§ **PROMPT**:
Quote each record exactly, please, leaving none out.

— Start RECORDS SUPPLIED —

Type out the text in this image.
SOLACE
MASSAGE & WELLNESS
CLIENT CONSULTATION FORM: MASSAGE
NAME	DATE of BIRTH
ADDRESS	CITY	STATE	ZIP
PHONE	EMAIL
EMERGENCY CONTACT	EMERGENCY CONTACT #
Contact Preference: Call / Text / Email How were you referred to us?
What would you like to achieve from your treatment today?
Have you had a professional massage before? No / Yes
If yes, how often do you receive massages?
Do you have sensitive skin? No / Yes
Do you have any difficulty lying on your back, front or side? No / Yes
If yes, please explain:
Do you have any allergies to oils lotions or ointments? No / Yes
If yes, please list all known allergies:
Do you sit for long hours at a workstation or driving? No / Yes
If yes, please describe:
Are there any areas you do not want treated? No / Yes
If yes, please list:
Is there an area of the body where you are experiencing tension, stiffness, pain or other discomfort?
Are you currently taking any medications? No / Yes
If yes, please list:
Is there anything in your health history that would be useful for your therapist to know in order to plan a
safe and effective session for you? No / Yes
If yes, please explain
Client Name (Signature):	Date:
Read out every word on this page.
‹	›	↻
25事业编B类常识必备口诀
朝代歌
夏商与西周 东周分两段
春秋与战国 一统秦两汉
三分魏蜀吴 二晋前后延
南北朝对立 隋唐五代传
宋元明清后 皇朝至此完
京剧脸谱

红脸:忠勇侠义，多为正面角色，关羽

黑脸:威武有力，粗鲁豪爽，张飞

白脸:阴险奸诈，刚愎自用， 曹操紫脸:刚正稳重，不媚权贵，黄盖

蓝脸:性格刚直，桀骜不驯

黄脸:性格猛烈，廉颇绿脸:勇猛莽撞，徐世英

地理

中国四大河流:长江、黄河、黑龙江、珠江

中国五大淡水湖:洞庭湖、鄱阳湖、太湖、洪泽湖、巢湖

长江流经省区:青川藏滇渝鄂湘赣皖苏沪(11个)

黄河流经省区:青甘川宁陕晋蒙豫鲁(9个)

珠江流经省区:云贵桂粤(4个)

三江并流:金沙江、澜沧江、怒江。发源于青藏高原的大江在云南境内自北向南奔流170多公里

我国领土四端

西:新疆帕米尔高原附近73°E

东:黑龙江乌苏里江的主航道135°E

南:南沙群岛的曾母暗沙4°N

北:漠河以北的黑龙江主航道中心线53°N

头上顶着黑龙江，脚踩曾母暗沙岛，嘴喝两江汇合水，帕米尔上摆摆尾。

— End RECORDS SUPPLIED —

§ **PROBLEM SOLUTION**:
Type out the text in this image.
SOLACE
MASSAGE & WELLNESS
CLIENT CONSULTATION FORM: MASSAGE
NAME	DATE of BIRTH
ADDRESS	CITY	STATE	ZIP
PHONE	EMAIL
EMERGENCY CONTACT	EMERGENCY CONTACT #
Contact Preference: Call / Text / Email How were you referred to us?
What would you like to achieve from your treatment today?
Have you had a professional massage before? No / Yes
If yes, how often do you receive massages?
Do you have sensitive skin? No / Yes
Do you have any difficulty lying on your back, front or side? No / Yes
If yes, please explain:
Do you have any allergies to oils lotions or ointments? No / Yes
If yes, please list all known allergies:
Do you sit for long hours at a workstation or driving? No / Yes
If yes, please describe:
Are there any areas you do not want treated? No / Yes
If yes, please list:
Is there an area of the body where you are experiencing tension, stiffness, pain or other discomfort?
Are you currently taking any medications? No / Yes
If yes, please list:
Is there anything in your health history that would be useful for your therapist to know in order to plan a
safe and effective session for you? No / Yes
If yes, please explain
Client Name (Signature):	Date:
Read out every word on this page.
‹	›	↻
25事业编B类常识必备口诀
朝代歌
夏商与西周 东周分两段
春秋与战国 一统秦两汉
三分魏蜀吴 二晋前后延
南北朝对立 隋唐五代传
宋元明清后 皇朝至此完
京剧脸谱

红脸:忠勇侠义，多为正面角色，关羽

黑脸:威武有力，粗鲁豪爽，张飞

白脸:阴险奸诈，刚愎自用， 曹操紫脸:刚正稳重，不媚权贵，黄盖

蓝脸:性格刚直，桀骜不驯

黄脸:性格猛烈，廉颇绿脸:勇猛莽撞，徐世英

地理

中国四大河流:长江、黄河、黑龙江、珠江

中国五大淡水湖:洞庭湖、鄱阳湖、太湖、洪泽湖、巢湖

长江流经省区:青川藏滇渝鄂湘赣皖苏沪(11个)

黄河流经省区:青甘川宁陕晋蒙豫鲁(9个)

珠江流经省区:云贵桂粤(4个)

三江并流:金沙江、澜沧江、怒江。发源于青藏高原的大江在云南境内自北向南奔流170多公里

我国领土四端

西:新疆帕米尔高原附近73°E

东:黑龙江乌苏里江的主航道135°E

南:南沙群岛的曾母暗沙4°N

北:漠河以北的黑龙江主航道中心线53°N

头上顶着黑龙江，脚踩曾母暗沙岛，嘴喝两江汇合水，帕米尔上摆摆尾。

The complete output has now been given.